_What you are asked to do_:
Track down every line below that holds "JSON" and copy it.

━━━ Input records

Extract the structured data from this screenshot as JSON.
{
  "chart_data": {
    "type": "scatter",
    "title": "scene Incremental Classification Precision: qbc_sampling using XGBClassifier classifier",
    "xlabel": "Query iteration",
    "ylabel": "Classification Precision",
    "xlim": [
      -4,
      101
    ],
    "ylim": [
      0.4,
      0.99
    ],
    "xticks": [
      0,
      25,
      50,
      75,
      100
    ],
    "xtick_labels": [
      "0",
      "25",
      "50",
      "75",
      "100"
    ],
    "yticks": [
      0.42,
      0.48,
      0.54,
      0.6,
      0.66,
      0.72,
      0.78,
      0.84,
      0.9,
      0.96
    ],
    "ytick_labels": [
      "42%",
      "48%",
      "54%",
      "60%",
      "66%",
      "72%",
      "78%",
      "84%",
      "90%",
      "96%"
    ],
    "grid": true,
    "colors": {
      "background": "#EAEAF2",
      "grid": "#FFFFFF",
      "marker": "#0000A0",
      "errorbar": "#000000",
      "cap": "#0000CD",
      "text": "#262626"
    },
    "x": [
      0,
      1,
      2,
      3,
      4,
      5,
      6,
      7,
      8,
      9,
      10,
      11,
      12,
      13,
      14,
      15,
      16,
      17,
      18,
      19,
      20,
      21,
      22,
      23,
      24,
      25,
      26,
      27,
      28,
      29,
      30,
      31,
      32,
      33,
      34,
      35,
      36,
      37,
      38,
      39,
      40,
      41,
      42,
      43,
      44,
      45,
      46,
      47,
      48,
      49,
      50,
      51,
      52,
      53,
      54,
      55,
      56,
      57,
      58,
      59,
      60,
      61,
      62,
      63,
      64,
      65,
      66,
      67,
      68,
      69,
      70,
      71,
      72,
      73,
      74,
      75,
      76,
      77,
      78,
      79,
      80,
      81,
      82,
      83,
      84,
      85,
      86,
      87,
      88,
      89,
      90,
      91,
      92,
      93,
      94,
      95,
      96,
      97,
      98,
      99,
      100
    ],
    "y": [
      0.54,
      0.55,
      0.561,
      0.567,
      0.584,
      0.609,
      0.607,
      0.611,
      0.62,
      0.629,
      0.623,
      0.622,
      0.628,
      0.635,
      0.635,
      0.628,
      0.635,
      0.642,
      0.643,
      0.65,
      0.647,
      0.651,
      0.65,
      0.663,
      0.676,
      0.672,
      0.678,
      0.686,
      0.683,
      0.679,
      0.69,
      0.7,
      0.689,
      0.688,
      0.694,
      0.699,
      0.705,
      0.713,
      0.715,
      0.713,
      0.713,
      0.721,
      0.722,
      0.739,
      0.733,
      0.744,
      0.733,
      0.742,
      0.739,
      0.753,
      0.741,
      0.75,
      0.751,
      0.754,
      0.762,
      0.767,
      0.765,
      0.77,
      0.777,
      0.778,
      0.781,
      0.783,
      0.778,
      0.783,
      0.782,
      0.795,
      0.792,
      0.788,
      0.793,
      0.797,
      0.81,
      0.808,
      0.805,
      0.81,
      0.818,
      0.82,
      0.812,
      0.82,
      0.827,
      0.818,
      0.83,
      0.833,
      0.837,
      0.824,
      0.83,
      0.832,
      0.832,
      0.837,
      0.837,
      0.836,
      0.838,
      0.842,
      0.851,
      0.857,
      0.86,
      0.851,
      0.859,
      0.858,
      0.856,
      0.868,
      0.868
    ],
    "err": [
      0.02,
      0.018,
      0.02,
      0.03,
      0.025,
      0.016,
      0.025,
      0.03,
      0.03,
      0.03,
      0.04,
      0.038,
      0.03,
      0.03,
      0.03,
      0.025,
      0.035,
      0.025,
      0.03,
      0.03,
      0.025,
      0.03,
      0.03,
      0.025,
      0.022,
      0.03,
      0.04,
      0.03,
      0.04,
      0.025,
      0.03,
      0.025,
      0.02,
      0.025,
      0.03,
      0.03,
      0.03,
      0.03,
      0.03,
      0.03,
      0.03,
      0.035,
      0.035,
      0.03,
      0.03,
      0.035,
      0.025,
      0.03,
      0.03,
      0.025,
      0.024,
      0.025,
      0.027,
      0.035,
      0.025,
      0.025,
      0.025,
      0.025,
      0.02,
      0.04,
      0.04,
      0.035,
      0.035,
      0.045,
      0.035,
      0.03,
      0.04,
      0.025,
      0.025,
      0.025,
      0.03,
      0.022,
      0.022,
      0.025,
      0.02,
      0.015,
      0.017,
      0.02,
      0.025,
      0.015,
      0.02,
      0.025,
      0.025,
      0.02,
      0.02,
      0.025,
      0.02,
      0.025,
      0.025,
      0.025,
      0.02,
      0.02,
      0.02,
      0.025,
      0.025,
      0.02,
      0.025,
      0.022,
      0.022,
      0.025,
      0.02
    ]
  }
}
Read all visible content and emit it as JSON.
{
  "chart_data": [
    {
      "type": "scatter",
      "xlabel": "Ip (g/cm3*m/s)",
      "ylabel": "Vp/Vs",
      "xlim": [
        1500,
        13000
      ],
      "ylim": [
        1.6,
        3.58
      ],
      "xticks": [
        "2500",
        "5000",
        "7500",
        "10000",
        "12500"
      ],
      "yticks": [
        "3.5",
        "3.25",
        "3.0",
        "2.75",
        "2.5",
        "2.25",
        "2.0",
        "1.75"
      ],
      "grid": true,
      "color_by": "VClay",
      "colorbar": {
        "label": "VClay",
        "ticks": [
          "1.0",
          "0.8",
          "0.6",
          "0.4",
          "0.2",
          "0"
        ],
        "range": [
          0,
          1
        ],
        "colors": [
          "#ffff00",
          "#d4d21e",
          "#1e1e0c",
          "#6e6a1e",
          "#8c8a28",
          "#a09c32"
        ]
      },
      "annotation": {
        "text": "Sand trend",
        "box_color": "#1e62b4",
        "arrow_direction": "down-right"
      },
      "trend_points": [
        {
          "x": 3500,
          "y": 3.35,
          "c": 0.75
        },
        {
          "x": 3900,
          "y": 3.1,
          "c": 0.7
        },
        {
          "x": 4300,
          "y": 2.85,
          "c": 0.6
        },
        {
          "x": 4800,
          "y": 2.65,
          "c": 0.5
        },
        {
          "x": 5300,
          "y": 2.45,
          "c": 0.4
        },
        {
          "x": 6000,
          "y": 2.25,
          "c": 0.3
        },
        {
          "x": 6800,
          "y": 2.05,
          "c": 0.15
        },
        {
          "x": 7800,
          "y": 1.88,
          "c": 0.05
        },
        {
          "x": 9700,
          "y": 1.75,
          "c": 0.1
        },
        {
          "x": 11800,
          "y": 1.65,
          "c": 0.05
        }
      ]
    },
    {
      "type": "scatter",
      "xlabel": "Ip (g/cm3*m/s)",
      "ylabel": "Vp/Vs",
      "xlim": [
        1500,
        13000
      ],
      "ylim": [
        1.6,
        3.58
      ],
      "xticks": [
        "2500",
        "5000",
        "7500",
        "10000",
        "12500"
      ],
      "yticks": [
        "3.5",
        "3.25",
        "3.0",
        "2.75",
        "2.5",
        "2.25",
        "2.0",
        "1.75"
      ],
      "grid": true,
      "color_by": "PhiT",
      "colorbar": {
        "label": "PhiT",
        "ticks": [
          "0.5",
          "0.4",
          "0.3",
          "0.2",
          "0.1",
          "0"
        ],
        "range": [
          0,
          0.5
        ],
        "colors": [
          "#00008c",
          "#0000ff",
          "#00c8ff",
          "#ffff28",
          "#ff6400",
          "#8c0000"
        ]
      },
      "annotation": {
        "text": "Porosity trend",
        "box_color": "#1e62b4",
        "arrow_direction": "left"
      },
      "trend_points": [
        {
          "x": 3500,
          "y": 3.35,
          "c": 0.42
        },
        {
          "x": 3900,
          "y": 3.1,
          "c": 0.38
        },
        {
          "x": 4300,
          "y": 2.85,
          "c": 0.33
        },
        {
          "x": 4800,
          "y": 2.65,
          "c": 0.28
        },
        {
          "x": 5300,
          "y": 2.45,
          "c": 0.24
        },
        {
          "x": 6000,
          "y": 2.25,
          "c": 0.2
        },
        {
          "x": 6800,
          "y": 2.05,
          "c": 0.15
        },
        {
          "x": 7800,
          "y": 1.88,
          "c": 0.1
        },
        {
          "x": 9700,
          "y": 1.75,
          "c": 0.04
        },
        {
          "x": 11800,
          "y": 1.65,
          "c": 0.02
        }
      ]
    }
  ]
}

━━━━━━

_Written answer_:
Extract the structured data from this screenshot as JSON.
Read all visible content and emit it as JSON.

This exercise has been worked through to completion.